◆ TESTO FORNITO
***
Il rilancio dei piccoli centri italiani entra nel vivo e sceglie Gorizia come palcoscenico nazionale. Il 26 e 27 febbraio, nel cuore di Borgo Castello, istituzioni, esperti e amministratori si danno appuntamento per ArtLab 2026: una piattaforma operativa per trasformare i fondi del PNRR in progetti di sviluppo concreto. Al centro del dibattito, l’esperienza dei 21 Comuni beneficiari della Linea A, pronti a ridefinire il concetto di accoglienza, sostenibilità e innovazione culturale in un’ottica europea.
Gorizia, Italia.
Gorizia: epicentro della rigenerazione territoriale
La città di Gorizia si afferma come il centro nevralgico del confronto nazionale sulle politiche di sviluppo territoriale. Il 26 e 27 febbraio, presso il Conference Center del Polo Universitario (via Alviano, 18), si terrà il cosiddetto “Satellite ArtLab Gorizia”. L’iniziativa è parte integrante del progetto strategico “Mille anni di storia al centro dell’Europa: Borgo Castello crocevia di popoli e culture”, finanziato nell’ambito del PNRR (Missione 1, Misura 2, Investimento 2.1). In questo contesto, Gorizia non solo celebra il suo passato, ma consolida il ruolo di leader culturale acquisito con l’esperienza di Capitale Europea della Cultura 2025 insieme a Nova Gorica.

Un laboratorio operativo tra istituzioni e territorio
L’evento, promosso dal Comune di Gorizia e curato dalla Fondazione Fitzcarraldo ETS, rappresenta un vero e proprio spazio di lavoro condiviso. Le giornate vedranno la partecipazione attiva dell’Unità di Missione PNRR del Ministero della Cultura, insieme a partner strategici come ANCI, Invitalia e Alleanza Cooperative. Non si tratterà di un semplice convegno, ma di un laboratorio volto a fare il punto sullo stato di avanzamento dei lavori e ad approfondire strumenti gestionali che possano garantire continuità e sostenibilità agli interventi, assicurando che i frutti degli investimenti durino ben oltre la scadenza del PNRR.
***
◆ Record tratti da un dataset
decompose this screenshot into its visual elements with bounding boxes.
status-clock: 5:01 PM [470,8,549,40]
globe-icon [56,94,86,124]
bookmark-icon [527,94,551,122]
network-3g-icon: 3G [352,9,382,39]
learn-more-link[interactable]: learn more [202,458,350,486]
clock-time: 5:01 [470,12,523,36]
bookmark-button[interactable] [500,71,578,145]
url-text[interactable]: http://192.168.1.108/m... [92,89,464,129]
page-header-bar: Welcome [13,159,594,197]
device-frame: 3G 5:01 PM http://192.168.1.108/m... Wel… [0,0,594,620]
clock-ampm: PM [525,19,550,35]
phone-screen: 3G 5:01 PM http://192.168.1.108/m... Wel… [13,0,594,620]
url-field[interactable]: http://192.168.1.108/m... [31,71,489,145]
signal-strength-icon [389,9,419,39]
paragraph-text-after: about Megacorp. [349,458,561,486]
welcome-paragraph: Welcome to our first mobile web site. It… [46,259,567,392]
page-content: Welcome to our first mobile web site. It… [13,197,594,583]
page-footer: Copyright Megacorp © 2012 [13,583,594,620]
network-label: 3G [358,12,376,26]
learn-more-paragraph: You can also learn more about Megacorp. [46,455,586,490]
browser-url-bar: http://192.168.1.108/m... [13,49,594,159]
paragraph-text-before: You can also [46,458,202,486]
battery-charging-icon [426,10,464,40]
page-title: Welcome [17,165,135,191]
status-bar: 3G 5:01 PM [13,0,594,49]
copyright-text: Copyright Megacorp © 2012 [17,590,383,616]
***
◆ COMPITO
Nel testo fornito cambia "convegno" in "congresso" e riscrivi il passo che parte dalle parole "Un laboratorio operativo" e si chiude dopo "scadenza del PNRR.".

◆ SOLUZIONE SCRITTA
Un laboratorio operativo tra istituzioni e territorio
L’evento, promosso dal Comune di Gorizia e curato dalla Fondazione Fitzcarraldo ETS, rappresenta un vero e proprio spazio di lavoro condiviso. Le giornate vedranno la partecipazione attiva dell’Unità di Missione PNRR del Ministero della Cultura, insieme a partner strategici come ANCI, Invitalia e Alleanza Cooperative. Non si tratterà di un semplice congresso, ma di un laboratorio volto a fare il punto sullo stato di avanzamento dei lavori e ad approfondire strumenti gestionali che possano garantire continuità e sostenibilità agli interventi, assicurando che i frutti degli investimenti durino ben oltre la scadenza del PNRR.